(Records from a collection)
+++

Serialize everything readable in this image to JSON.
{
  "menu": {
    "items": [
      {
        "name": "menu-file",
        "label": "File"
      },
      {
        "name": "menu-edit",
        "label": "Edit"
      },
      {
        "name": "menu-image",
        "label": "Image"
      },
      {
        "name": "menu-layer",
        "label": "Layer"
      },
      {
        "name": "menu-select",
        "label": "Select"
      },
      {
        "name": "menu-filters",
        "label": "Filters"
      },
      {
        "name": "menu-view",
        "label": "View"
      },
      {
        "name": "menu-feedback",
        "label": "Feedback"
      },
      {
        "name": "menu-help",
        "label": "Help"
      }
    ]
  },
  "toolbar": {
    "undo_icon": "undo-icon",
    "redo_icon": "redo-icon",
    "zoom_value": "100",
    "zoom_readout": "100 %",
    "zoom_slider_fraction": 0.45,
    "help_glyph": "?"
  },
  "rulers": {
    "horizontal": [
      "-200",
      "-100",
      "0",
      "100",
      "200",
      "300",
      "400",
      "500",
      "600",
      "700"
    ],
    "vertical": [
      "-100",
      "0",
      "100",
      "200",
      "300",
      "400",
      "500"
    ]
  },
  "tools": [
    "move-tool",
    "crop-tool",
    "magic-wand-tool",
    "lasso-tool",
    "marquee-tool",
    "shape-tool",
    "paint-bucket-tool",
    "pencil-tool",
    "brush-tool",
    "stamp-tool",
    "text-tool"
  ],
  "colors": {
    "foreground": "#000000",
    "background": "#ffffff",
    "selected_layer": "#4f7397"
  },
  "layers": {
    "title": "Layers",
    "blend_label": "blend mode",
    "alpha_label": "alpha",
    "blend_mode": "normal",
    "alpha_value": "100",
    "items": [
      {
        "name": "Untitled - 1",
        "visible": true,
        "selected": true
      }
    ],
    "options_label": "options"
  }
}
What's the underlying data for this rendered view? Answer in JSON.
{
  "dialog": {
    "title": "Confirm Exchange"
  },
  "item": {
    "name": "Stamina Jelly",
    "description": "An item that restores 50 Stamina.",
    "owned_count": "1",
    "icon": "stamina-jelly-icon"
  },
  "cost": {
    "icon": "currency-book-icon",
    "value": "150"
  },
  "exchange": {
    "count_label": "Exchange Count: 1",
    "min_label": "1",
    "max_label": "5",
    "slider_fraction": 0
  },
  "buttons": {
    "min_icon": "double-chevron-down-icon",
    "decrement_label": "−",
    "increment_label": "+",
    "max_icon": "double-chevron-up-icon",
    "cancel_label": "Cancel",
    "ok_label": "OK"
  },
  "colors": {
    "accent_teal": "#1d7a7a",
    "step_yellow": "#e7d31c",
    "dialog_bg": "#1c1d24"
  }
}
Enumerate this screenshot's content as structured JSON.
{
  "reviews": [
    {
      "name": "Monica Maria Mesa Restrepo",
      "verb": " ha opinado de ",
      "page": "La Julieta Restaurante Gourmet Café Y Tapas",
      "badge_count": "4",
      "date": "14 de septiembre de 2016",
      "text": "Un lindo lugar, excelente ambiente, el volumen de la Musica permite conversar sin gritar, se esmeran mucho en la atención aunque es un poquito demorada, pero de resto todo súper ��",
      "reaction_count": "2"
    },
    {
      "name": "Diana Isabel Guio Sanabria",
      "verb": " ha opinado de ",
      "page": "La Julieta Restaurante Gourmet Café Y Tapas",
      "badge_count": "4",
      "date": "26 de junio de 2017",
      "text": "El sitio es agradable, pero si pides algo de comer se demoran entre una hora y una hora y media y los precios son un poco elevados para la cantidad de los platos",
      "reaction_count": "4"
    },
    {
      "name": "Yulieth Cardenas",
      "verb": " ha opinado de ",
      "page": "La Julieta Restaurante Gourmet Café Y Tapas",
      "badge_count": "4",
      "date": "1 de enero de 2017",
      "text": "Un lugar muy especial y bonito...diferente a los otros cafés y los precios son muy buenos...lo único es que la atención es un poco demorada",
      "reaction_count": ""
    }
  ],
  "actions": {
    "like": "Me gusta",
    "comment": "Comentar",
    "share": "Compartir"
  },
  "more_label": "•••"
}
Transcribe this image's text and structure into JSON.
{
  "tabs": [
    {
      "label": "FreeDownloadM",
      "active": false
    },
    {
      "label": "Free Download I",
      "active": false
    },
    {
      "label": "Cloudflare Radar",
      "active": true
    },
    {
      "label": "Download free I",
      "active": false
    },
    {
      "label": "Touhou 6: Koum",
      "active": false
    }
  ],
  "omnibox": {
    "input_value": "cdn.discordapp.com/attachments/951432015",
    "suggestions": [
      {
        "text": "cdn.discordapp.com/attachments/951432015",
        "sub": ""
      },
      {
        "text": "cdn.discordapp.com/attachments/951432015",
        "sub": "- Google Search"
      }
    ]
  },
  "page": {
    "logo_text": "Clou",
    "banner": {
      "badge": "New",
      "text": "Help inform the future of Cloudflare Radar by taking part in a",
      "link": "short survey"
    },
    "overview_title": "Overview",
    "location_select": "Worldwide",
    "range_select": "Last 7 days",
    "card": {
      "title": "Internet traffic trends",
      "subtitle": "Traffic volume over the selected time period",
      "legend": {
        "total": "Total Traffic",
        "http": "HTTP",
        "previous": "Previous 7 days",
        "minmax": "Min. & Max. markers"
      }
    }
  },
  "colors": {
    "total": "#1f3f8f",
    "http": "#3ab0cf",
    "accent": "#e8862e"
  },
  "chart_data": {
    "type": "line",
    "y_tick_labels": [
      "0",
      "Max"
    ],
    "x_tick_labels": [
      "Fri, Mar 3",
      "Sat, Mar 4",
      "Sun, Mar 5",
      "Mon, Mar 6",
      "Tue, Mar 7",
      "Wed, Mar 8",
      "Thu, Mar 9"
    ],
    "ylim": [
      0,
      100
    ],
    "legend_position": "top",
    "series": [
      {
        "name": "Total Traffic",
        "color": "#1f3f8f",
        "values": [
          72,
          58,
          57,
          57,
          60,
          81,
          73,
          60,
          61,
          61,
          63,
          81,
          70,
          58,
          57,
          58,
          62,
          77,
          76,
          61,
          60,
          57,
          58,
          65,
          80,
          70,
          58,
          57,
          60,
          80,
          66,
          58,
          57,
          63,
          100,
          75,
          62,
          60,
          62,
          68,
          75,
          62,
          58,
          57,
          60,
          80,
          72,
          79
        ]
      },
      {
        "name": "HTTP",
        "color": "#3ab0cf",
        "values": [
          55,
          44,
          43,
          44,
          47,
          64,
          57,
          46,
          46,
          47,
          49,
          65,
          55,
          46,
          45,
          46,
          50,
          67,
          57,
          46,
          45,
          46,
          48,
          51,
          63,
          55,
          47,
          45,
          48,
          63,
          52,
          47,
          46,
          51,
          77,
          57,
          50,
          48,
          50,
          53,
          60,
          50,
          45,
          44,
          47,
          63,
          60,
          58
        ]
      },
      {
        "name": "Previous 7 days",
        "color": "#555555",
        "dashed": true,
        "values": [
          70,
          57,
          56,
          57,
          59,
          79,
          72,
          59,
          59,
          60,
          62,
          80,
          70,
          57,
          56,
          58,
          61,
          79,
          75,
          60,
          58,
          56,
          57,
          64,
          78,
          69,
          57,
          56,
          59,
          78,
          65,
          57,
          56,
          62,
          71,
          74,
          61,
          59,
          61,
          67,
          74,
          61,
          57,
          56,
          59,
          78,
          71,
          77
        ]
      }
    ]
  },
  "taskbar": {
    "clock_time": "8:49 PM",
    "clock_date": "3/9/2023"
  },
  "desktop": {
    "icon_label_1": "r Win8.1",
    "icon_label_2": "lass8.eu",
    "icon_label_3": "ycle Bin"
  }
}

+++

### Written request
Can you reproduce all the material exactly?

### Exercise response
Serialize everything readable in this image to JSON.
{
  "menu": {
    "items": [
      {
        "name": "menu-file",
        "label": "File"
      },
      {
        "name": "menu-edit",
        "label": "Edit"
      },
      {
        "name": "menu-image",
        "label": "Image"
      },
      {
        "name": "menu-layer",
        "label": "Layer"
      },
      {
        "name": "menu-select",
        "label": "Select"
      },
      {
        "name": "menu-filters",
        "label": "Filters"
      },
      {
        "name": "menu-view",
        "label": "View"
      },
      {
        "name": "menu-feedback",
        "label": "Feedback"
      },
      {
        "name": "menu-help",
        "label": "Help"
      }
    ]
  },
  "toolbar": {
    "undo_icon": "undo-icon",
    "redo_icon": "redo-icon",
    "zoom_value": "100",
    "zoom_readout": "100 %",
    "zoom_slider_fraction": 0.45,
    "help_glyph": "?"
  },
  "rulers": {
    "horizontal": [
      "-200",
      "-100",
      "0",
      "100",
      "200",
      "300",
      "400",
      "500",
      "600",
      "700"
    ],
    "vertical": [
      "-100",
      "0",
      "100",
      "200",
      "300",
      "400",
      "500"
    ]
  },
  "tools": [
    "move-tool",
    "crop-tool",
    "magic-wand-tool",
    "lasso-tool",
    "marquee-tool",
    "shape-tool",
    "paint-bucket-tool",
    "pencil-tool",
    "brush-tool",
    "stamp-tool",
    "text-tool"
  ],
  "colors": {
    "foreground": "#000000",
    "background": "#ffffff",
    "selected_layer": "#4f7397"
  },
  "layers": {
    "title": "Layers",
    "blend_label": "blend mode",
    "alpha_label": "alpha",
    "blend_mode": "normal",
    "alpha_value": "100",
    "items": [
      {
        "name": "Untitled - 1",
        "visible": true,
        "selected": true
      }
    ],
    "options_label": "options"
  }
}
What's the underlying data for this rendered view? Answer in JSON.
{
  "dialog": {
    "title": "Confirm Exchange"
  },
  "item": {
    "name": "Stamina Jelly",
    "description": "An item that restores 50 Stamina.",
    "owned_count": "1",
    "icon": "stamina-jelly-icon"
  },
  "cost": {
    "icon": "currency-book-icon",
    "value": "150"
  },
  "exchange": {
    "count_label": "Exchange Count: 1",
    "min_label": "1",
    "max_label": "5",
    "slider_fraction": 0
  },
  "buttons": {
    "min_icon": "double-chevron-down-icon",
    "decrement_label": "−",
    "increment_label": "+",
    "max_icon": "double-chevron-up-icon",
    "cancel_label": "Cancel",
    "ok_label": "OK"
  },
  "colors": {
    "accent_teal": "#1d7a7a",
    "step_yellow": "#e7d31c",
    "dialog_bg": "#1c1d24"
  }
}
Enumerate this screenshot's content as structured JSON.
{
  "reviews": [
    {
      "name": "Monica Maria Mesa Restrepo",
      "verb": " ha opinado de ",
      "page": "La Julieta Restaurante Gourmet Café Y Tapas",
      "badge_count": "4",
      "date": "14 de septiembre de 2016",
      "text": "Un lindo lugar, excelente ambiente, el volumen de la Musica permite conversar sin gritar, se esmeran mucho en la atención aunque es un poquito demorada, pero de resto todo súper ��",
      "reaction_count": "2"
    },
    {
      "name": "Diana Isabel Guio Sanabria",
      "verb": " ha opinado de ",
      "page": "La Julieta Restaurante Gourmet Café Y Tapas",
      "badge_count": "4",
      "date": "26 de junio de 2017",
      "text": "El sitio es agradable, pero si pides algo de comer se demoran entre una hora y una hora y media y los precios son un poco elevados para la cantidad de los platos",
      "reaction_count": "4"
    },
    {
      "name": "Yulieth Cardenas",
      "verb": " ha opinado de ",
      "page": "La Julieta Restaurante Gourmet Café Y Tapas",
      "badge_count": "4",
      "date": "1 de enero de 2017",
      "text": "Un lugar muy especial y bonito...diferente a los otros cafés y los precios son muy buenos...lo único es que la atención es un poco demorada",
      "reaction_count": ""
    }
  ],
  "actions": {
    "like": "Me gusta",
    "comment": "Comentar",
    "share": "Compartir"
  },
  "more_label": "•••"
}
Transcribe this image's text and structure into JSON.
{
  "tabs": [
    {
      "label": "FreeDownloadM",
      "active": false
    },
    {
      "label": "Free Download I",
      "active": false
    },
    {
      "label": "Cloudflare Radar",
      "active": true
    },
    {
      "label": "Download free I",
      "active": false
    },
    {
      "label": "Touhou 6: Koum",
      "active": false
    }
  ],
  "omnibox": {
    "input_value": "cdn.discordapp.com/attachments/951432015",
    "suggestions": [
      {
        "text": "cdn.discordapp.com/attachments/951432015",
        "sub": ""
      },
      {
        "text": "cdn.discordapp.com/attachments/951432015",
        "sub": "- Google Search"
      }
    ]
  },
  "page": {
    "logo_text": "Clou",
    "banner": {
      "badge": "New",
      "text": "Help inform the future of Cloudflare Radar by taking part in a",
      "link": "short survey"
    },
    "overview_title": "Overview",
    "location_select": "Worldwide",
    "range_select": "Last 7 days",
    "card": {
      "title": "Internet traffic trends",
      "subtitle": "Traffic volume over the selected time period",
      "legend": {
        "total": "Total Traffic",
        "http": "HTTP",
        "previous": "Previous 7 days",
        "minmax": "Min. & Max. markers"
      }
    }
  },
  "colors": {
    "total": "#1f3f8f",
    "http": "#3ab0cf",
    "accent": "#e8862e"
  },
  "chart_data": {
    "type": "line",
    "y_tick_labels": [
      "0",
      "Max"
    ],
    "x_tick_labels": [
      "Fri, Mar 3",
      "Sat, Mar 4",
      "Sun, Mar 5",
      "Mon, Mar 6",
      "Tue, Mar 7",
      "Wed, Mar 8",
      "Thu, Mar 9"
    ],
    "ylim": [
      0,
      100
    ],
    "legend_position": "top",
    "series": [
      {
        "name": "Total Traffic",
        "color": "#1f3f8f",
        "values": [
          72,
          58,
          57,
          57,
          60,
          81,
          73,
          60,
          61,
          61,
          63,
          81,
          70,
          58,
          57,
          58,
          62,
          77,
          76,
          61,
          60,
          57,
          58,
          65,
          80,
          70,
          58,
          57,
          60,
          80,
          66,
          58,
          57,
          63,
          100,
          75,
          62,
          60,
          62,
          68,
          75,
          62,
          58,
          57,
          60,
          80,
          72,
          79
        ]
      },
      {
        "name": "HTTP",
        "color": "#3ab0cf",
        "values": [
          55,
          44,
          43,
          44,
          47,
          64,
          57,
          46,
          46,
          47,
          49,
          65,
          55,
          46,
          45,
          46,
          50,
          67,
          57,
          46,
          45,
          46,
          48,
          51,
          63,
          55,
          47,
          45,
          48,
          63,
          52,
          47,
          46,
          51,
          77,
          57,
          50,
          48,
          50,
          53,
          60,
          50,
          45,
          44,
          47,
          63,
          60,
          58
        ]
      },
      {
        "name": "Previous 7 days",
        "color": "#555555",
        "dashed": true,
        "values": [
          70,
          57,
          56,
          57,
          59,
          79,
          72,
          59,
          59,
          60,
          62,
          80,
          70,
          57,
          56,
          58,
          61,
          79,
          75,
          60,
          58,
          56,
          57,
          64,
          78,
          69,
          57,
          56,
          59,
          78,
          65,
          57,
          56,
          62,
          71,
          74,
          61,
          59,
          61,
          67,
          74,
          61,
          57,
          56,
          59,
          78,
          71,
          77
        ]
      }
    ]
  },
  "taskbar": {
    "clock_time": "8:49 PM",
    "clock_date": "3/9/2023"
  },
  "desktop": {
    "icon_label_1": "r Win8.1",
    "icon_label_2": "lass8.eu",
    "icon_label_3": "ycle Bin"
  }
}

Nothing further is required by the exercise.